> _TASK GOAL_: Collect all lines below with the string "World".

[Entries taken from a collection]
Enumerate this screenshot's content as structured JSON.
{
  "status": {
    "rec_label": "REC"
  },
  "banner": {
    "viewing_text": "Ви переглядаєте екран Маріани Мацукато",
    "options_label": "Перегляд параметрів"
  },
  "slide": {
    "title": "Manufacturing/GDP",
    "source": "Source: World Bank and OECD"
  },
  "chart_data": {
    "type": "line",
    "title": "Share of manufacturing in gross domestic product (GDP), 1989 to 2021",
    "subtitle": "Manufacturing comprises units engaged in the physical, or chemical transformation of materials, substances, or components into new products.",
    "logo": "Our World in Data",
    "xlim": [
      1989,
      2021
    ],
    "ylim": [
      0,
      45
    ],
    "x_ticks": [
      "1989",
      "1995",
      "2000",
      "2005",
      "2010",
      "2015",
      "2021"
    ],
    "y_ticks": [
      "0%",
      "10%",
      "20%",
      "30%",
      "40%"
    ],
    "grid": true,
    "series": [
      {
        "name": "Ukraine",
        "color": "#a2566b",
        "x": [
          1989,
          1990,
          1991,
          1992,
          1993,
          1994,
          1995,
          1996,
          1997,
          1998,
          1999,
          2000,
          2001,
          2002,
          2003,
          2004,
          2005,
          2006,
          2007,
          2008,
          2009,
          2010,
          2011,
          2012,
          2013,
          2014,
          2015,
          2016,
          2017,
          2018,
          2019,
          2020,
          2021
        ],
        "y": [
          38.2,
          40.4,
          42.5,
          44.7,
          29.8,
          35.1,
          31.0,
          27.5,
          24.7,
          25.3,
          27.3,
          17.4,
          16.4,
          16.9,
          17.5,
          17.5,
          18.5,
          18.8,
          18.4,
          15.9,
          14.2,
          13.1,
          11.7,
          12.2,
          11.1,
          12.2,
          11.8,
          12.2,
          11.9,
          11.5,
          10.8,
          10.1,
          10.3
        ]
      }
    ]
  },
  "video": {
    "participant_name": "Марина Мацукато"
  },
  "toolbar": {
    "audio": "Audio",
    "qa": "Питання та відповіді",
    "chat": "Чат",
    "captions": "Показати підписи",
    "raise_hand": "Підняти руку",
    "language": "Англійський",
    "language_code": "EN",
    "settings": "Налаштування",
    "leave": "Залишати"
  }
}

> _RESULT OF THIS EXERCISE_:
    "source": "Source: World Bank and OECD"
    "logo": "Our World in Data",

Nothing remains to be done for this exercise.